Task description -
Copy every entry exactly.

### Dataset entries

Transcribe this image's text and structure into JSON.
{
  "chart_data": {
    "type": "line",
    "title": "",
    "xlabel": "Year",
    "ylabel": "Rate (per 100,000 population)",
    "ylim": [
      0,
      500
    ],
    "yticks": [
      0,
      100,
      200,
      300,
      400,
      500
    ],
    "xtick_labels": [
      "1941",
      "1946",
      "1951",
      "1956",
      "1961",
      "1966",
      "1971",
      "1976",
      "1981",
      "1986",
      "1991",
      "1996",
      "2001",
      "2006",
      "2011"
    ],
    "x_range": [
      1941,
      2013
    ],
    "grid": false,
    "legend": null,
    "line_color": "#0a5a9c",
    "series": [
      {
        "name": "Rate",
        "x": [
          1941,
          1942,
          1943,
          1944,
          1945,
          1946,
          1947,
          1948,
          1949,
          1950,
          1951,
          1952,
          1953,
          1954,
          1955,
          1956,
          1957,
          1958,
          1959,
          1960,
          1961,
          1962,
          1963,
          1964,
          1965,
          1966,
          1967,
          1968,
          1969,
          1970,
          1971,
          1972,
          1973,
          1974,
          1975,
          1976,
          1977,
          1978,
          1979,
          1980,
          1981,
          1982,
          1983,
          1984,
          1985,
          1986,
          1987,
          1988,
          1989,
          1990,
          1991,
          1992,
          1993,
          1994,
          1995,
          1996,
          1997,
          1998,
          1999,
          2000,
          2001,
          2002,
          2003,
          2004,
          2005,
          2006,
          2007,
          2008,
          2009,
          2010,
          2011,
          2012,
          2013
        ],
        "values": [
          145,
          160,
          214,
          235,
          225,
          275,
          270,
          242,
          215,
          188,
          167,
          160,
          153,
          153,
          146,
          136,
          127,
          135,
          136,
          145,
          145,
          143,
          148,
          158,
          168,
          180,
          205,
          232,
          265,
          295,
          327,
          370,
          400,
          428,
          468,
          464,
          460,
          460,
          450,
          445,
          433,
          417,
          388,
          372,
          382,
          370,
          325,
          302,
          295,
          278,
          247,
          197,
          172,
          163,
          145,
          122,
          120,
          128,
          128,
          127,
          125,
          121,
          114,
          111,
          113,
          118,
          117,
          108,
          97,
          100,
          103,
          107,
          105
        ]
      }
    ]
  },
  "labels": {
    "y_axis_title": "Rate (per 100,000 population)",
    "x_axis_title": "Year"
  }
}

######

Answer in full -
Transcribe this image's text and structure into JSON.
{
  "chart_data": {
    "type": "line",
    "title": "",
    "xlabel": "Year",
    "ylabel": "Rate (per 100,000 population)",
    "ylim": [
      0,
      500
    ],
    "yticks": [
      0,
      100,
      200,
      300,
      400,
      500
    ],
    "xtick_labels": [
      "1941",
      "1946",
      "1951",
      "1956",
      "1961",
      "1966",
      "1971",
      "1976",
      "1981",
      "1986",
      "1991",
      "1996",
      "2001",
      "2006",
      "2011"
    ],
    "x_range": [
      1941,
      2013
    ],
    "grid": false,
    "legend": null,
    "line_color": "#0a5a9c",
    "series": [
      {
        "name": "Rate",
        "x": [
          1941,
          1942,
          1943,
          1944,
          1945,
          1946,
          1947,
          1948,
          1949,
          1950,
          1951,
          1952,
          1953,
          1954,
          1955,
          1956,
          1957,
          1958,
          1959,
          1960,
          1961,
          1962,
          1963,
          1964,
          1965,
          1966,
          1967,
          1968,
          1969,
          1970,
          1971,
          1972,
          1973,
          1974,
          1975,
          1976,
          1977,
          1978,
          1979,
          1980,
          1981,
          1982,
          1983,
          1984,
          1985,
          1986,
          1987,
          1988,
          1989,
          1990,
          1991,
          1992,
          1993,
          1994,
          1995,
          1996,
          1997,
          1998,
          1999,
          2000,
          2001,
          2002,
          2003,
          2004,
          2005,
          2006,
          2007,
          2008,
          2009,
          2010,
          2011,
          2012,
          2013
        ],
        "values": [
          145,
          160,
          214,
          235,
          225,
          275,
          270,
          242,
          215,
          188,
          167,
          160,
          153,
          153,
          146,
          136,
          127,
          135,
          136,
          145,
          145,
          143,
          148,
          158,
          168,
          180,
          205,
          232,
          265,
          295,
          327,
          370,
          400,
          428,
          468,
          464,
          460,
          460,
          450,
          445,
          433,
          417,
          388,
          372,
          382,
          370,
          325,
          302,
          295,
          278,
          247,
          197,
          172,
          163,
          145,
          122,
          120,
          128,
          128,
          127,
          125,
          121,
          114,
          111,
          113,
          118,
          117,
          108,
          97,
          100,
          103,
          107,
          105
        ]
      }
    ]
  },
  "labels": {
    "y_axis_title": "Rate (per 100,000 population)",
    "x_axis_title": "Year"
  }
}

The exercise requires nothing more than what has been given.